Short task
In the entries below, identify every line with the string "cerrado" and copy it.

Dataset rows
- - -

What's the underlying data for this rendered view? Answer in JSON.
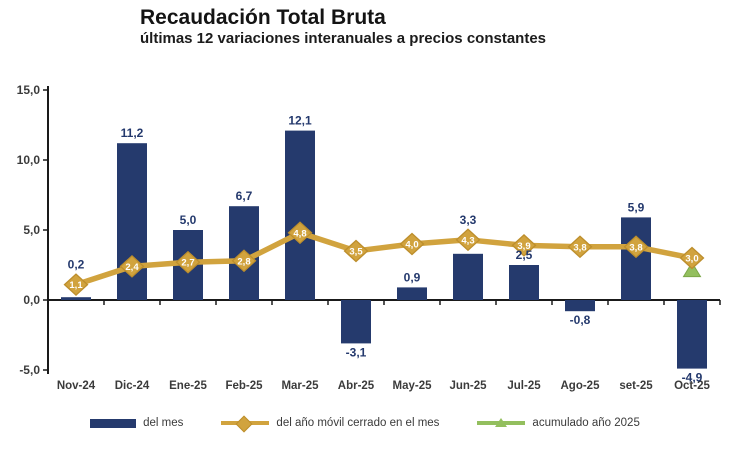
{
  "header": {
    "title": "Recaudación Total Bruta",
    "subtitle": "últimas 12 variaciones interanuales a precios constantes"
  },
  "chart_data": {
    "type": "bar",
    "subtype": "combo-bar-line",
    "title": "Recaudación Total Bruta",
    "subtitle": "últimas 12 variaciones interanuales a precios constantes",
    "categories": [
      "Nov-24",
      "Dic-24",
      "Ene-25",
      "Feb-25",
      "Mar-25",
      "Abr-25",
      "May-25",
      "Jun-25",
      "Jul-25",
      "Ago-25",
      "set-25",
      "Oct-25"
    ],
    "series": [
      {
        "name": "del mes",
        "type": "bar",
        "color": "#253a6d",
        "values": [
          0.2,
          11.2,
          5.0,
          6.7,
          12.1,
          -3.1,
          0.9,
          3.3,
          2.5,
          -0.8,
          5.9,
          -4.9
        ]
      },
      {
        "name": "del año móvil cerrado en el mes",
        "type": "line",
        "marker": "diamond",
        "color": "#d1a33e",
        "marker_stroke": "#bd8e2c",
        "label_color": "#ffffff",
        "values": [
          1.1,
          2.4,
          2.7,
          2.8,
          4.8,
          3.5,
          4.0,
          4.3,
          3.9,
          3.8,
          3.8,
          3.0
        ]
      },
      {
        "name": "acumulado año 2025",
        "type": "point",
        "marker": "triangle",
        "color": "#93bf5e",
        "marker_stroke": "#7ba748",
        "points": [
          {
            "category": "Oct-25",
            "value": 2.1,
            "label_visible": false
          }
        ]
      }
    ],
    "ylim": [
      -5,
      15
    ],
    "yticks": [
      15,
      10,
      5,
      0,
      -5
    ],
    "ytick_labels": [
      "15,0",
      "10,0",
      "5,0",
      "0,0",
      "-5,0"
    ],
    "xlabel": "",
    "ylabel": "",
    "grid": false,
    "legend_position": "bottom",
    "number_format": "comma-decimal",
    "value_label_color": "#24396d",
    "axis_text_color": "#3b3b3b",
    "axis_line_color": "#1a1a1a"
  },
  "legend": {
    "items": [
      {
        "label": "del mes",
        "swatch": "bar",
        "color": "#253a6d"
      },
      {
        "label": "del año móvil cerrado en el mes",
        "swatch": "line-diamond",
        "color": "#d1a33e"
      },
      {
        "label": "acumulado año 2025",
        "swatch": "line-triangle",
        "color": "#93bf5e"
      }
    ]
  }
}
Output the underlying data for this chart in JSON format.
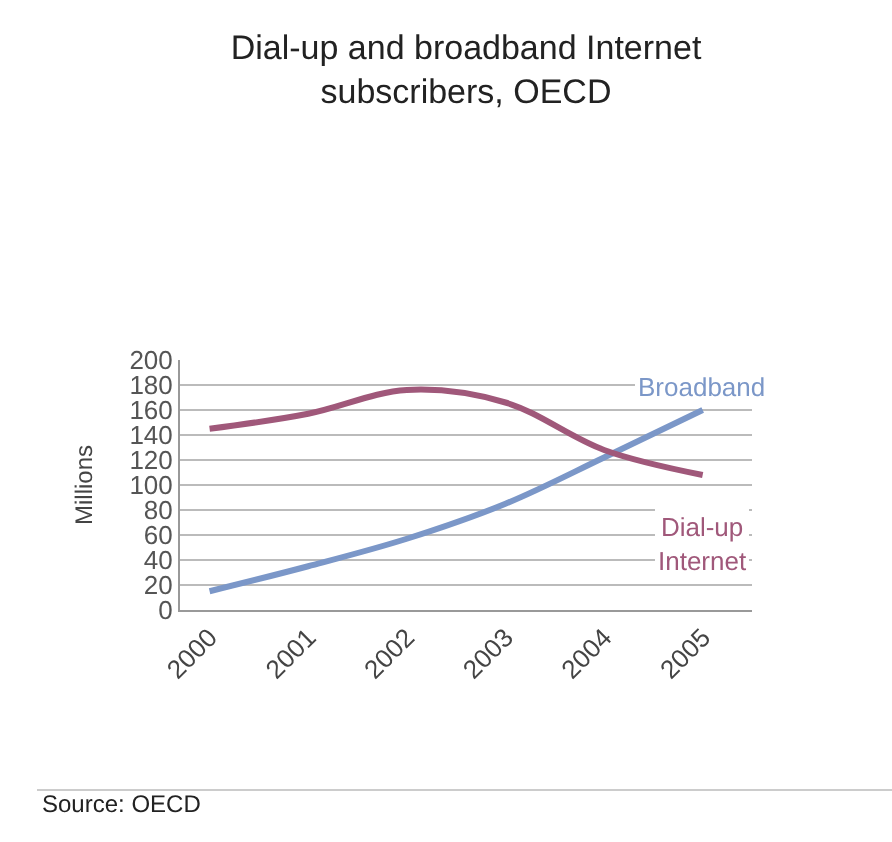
{
  "chart_data": {
    "type": "line",
    "title": "Dial-up and broadband Internet\nsubscribers, OECD",
    "ylabel": "Millions",
    "categories": [
      "2000",
      "2001",
      "2002",
      "2003",
      "2004",
      "2005"
    ],
    "series": [
      {
        "name": "Broadband",
        "color": "#7b97c8",
        "values": [
          15,
          35,
          57,
          85,
          122,
          160
        ]
      },
      {
        "name": "Dial-up\nInternet",
        "color": "#a0587a",
        "values": [
          145,
          157,
          176,
          166,
          128,
          108
        ]
      }
    ],
    "ylim": [
      0,
      200
    ],
    "yticks": [
      0,
      20,
      40,
      60,
      80,
      100,
      120,
      140,
      160,
      180,
      200
    ],
    "grid": "y",
    "legend": false,
    "marker": "none",
    "line_style": "solid",
    "annotations": [
      "Source: OECD"
    ]
  }
}
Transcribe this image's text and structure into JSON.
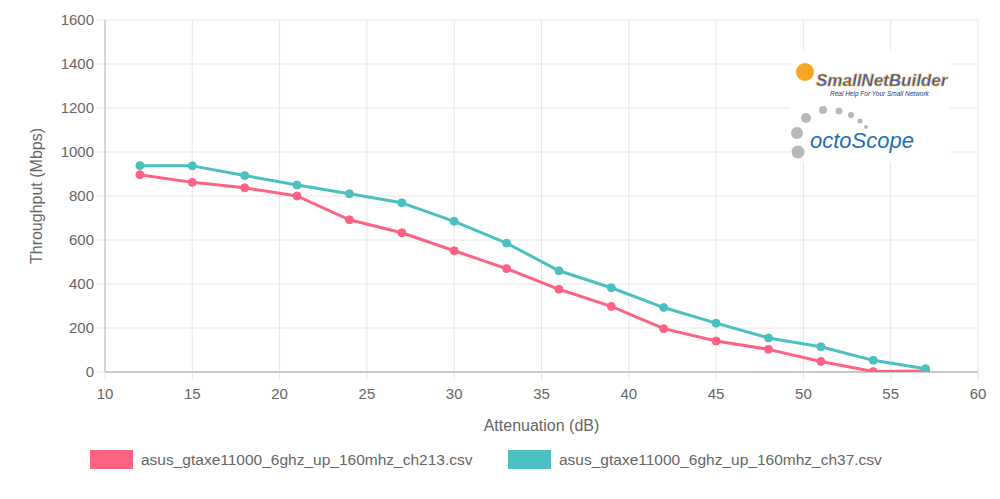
{
  "chart_data": {
    "type": "line",
    "x_label": "Attenuation (dB)",
    "y_label": "Throughput (Mbps)",
    "x": [
      12,
      15,
      18,
      21,
      24,
      27,
      30,
      33,
      36,
      39,
      42,
      45,
      48,
      51,
      54,
      57
    ],
    "series": [
      {
        "name": "asus_gtaxe11000_6ghz_up_160mhz_ch213.csv",
        "color": "#ff6384",
        "marker": "circle",
        "line_style": "solid",
        "values": [
          897,
          862,
          837,
          800,
          692,
          633,
          551,
          470,
          376,
          298,
          197,
          141,
          103,
          48,
          2,
          5
        ]
      },
      {
        "name": "asus_gtaxe11000_6ghz_up_160mhz_ch37.csv",
        "color": "#4bc0c0",
        "marker": "circle",
        "line_style": "solid",
        "values": [
          938,
          937,
          893,
          850,
          810,
          769,
          685,
          586,
          460,
          383,
          293,
          222,
          155,
          115,
          53,
          15
        ]
      }
    ],
    "xlim": [
      10,
      60
    ],
    "xticks": [
      10,
      15,
      20,
      25,
      30,
      35,
      40,
      45,
      50,
      55,
      60
    ],
    "ylim": [
      0,
      1600
    ],
    "yticks": [
      0,
      200,
      400,
      600,
      800,
      1000,
      1200,
      1400,
      1600
    ],
    "grid": true,
    "legend": "bottom",
    "annotations": [
      "SmallNetBuilder",
      "Real Help For Your Small Network",
      "octoScope"
    ]
  }
}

- - -

Solution to this exercise
        "name": "del año móvil cerrado en el mes",
        "label": "del año móvil cerrado en el mes",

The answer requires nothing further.